>> start Records

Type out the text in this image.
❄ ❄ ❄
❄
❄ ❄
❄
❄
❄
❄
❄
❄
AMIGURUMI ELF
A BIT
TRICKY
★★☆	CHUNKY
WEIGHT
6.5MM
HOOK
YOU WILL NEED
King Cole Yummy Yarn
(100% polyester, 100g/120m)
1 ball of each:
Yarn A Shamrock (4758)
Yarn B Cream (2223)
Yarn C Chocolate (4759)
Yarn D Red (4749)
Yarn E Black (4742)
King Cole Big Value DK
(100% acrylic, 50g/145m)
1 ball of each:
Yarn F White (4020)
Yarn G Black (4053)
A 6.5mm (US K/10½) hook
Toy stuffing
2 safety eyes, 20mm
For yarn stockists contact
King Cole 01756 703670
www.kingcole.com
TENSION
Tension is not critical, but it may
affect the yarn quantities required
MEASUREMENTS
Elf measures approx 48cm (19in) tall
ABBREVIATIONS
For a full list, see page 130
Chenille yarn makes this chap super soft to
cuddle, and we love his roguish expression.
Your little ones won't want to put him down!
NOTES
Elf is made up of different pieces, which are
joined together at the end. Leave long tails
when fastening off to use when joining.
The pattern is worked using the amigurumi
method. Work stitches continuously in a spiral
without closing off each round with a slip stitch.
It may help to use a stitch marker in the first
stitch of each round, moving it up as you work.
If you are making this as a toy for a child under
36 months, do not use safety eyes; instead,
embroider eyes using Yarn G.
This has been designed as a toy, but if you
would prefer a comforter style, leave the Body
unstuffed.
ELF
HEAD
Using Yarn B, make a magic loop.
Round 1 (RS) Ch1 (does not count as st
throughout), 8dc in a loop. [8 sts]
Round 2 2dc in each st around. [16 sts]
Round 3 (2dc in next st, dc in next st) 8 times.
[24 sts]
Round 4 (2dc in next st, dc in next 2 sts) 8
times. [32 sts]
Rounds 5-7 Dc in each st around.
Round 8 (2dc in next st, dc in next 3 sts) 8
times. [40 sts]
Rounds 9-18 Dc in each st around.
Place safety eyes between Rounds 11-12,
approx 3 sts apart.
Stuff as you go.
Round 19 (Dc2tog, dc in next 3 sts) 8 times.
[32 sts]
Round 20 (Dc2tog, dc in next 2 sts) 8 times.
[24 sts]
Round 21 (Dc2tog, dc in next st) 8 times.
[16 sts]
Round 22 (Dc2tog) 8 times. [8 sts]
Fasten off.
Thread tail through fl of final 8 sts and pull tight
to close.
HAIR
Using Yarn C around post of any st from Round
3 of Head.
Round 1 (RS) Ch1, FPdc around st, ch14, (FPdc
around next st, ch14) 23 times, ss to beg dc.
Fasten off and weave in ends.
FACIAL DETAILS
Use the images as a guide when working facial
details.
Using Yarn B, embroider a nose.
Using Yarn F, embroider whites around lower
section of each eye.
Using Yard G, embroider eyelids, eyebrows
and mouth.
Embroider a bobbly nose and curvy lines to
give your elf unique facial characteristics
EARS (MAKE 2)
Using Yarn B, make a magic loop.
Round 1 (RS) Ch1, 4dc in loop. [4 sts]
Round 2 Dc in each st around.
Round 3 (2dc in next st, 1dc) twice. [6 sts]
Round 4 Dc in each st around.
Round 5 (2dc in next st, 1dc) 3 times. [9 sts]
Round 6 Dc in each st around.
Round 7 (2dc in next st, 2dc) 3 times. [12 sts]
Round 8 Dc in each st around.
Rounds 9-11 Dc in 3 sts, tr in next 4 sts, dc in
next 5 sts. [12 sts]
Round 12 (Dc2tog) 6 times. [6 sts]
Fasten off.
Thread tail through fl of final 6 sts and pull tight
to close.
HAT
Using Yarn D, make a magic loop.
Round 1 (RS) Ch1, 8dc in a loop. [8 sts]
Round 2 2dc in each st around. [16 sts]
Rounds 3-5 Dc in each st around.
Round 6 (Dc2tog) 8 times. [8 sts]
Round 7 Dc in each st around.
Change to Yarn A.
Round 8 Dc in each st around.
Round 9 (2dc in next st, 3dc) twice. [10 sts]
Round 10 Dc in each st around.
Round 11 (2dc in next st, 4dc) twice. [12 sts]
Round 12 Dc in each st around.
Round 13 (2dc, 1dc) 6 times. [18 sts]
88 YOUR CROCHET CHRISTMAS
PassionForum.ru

>> end Records
>> start Records

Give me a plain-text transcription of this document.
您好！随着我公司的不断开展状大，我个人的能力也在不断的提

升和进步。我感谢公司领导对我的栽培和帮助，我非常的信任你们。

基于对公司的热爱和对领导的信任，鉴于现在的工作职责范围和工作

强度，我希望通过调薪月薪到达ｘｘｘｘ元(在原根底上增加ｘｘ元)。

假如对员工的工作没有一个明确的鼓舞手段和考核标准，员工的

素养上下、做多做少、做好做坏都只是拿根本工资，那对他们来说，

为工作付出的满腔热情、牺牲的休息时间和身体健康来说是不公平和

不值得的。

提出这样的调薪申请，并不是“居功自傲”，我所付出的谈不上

>> end Records

Stated task
From the listing, copy every line where the string "text" appears.

Reply to the task
Type out the text in this image.
Give me a plain-text transcription of this document.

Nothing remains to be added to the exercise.